[Data excerpts]
::::::::::
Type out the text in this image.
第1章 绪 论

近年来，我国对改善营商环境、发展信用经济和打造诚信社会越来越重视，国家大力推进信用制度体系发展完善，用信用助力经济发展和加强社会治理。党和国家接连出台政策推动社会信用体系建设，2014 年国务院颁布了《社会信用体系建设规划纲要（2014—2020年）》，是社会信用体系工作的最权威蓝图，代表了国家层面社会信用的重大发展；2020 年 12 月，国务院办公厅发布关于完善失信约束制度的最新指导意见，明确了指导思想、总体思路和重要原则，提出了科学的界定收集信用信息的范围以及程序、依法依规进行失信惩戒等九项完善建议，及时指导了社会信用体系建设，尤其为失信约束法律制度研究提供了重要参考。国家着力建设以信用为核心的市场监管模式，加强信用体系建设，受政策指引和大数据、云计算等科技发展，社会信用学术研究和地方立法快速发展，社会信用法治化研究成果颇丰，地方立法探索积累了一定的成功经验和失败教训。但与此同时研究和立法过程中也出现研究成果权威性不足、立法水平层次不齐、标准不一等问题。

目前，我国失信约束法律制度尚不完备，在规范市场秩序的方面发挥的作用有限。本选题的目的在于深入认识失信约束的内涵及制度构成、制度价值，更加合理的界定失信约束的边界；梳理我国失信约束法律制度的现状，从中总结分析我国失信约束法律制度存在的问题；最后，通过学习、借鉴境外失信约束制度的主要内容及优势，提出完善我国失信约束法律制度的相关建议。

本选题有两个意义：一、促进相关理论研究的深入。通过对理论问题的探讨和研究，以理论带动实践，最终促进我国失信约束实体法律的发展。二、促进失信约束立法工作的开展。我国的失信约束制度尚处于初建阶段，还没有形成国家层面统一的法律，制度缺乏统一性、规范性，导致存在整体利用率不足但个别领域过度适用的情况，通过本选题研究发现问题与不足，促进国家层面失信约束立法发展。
::::::::::
▸ What is asked: Repeat the whole listing exactly, keeping every line intact.

▸ Worked answer:
Type out the text in this image.
第1章 绪 论

近年来，我国对改善营商环境、发展信用经济和打造诚信社会越来越重视，国家大力推进信用制度体系发展完善，用信用助力经济发展和加强社会治理。党和国家接连出台政策推动社会信用体系建设，2014 年国务院颁布了《社会信用体系建设规划纲要（2014—2020年）》，是社会信用体系工作的最权威蓝图，代表了国家层面社会信用的重大发展；2020 年 12 月，国务院办公厅发布关于完善失信约束制度的最新指导意见，明确了指导思想、总体思路和重要原则，提出了科学的界定收集信用信息的范围以及程序、依法依规进行失信惩戒等九项完善建议，及时指导了社会信用体系建设，尤其为失信约束法律制度研究提供了重要参考。国家着力建设以信用为核心的市场监管模式，加强信用体系建设，受政策指引和大数据、云计算等科技发展，社会信用学术研究和地方立法快速发展，社会信用法治化研究成果颇丰，地方立法探索积累了一定的成功经验和失败教训。但与此同时研究和立法过程中也出现研究成果权威性不足、立法水平层次不齐、标准不一等问题。

目前，我国失信约束法律制度尚不完备，在规范市场秩序的方面发挥的作用有限。本选题的目的在于深入认识失信约束的内涵及制度构成、制度价值，更加合理的界定失信约束的边界；梳理我国失信约束法律制度的现状，从中总结分析我国失信约束法律制度存在的问题；最后，通过学习、借鉴境外失信约束制度的主要内容及优势，提出完善我国失信约束法律制度的相关建议。

本选题有两个意义：一、促进相关理论研究的深入。通过对理论问题的探讨和研究，以理论带动实践，最终促进我国失信约束实体法律的发展。二、促进失信约束立法工作的开展。我国的失信约束制度尚处于初建阶段，还没有形成国家层面统一的法律，制度缺乏统一性、规范性，导致存在整体利用率不足但个别领域过度适用的情况，通过本选题研究发现问题与不足，促进国家层面失信约束立法发展。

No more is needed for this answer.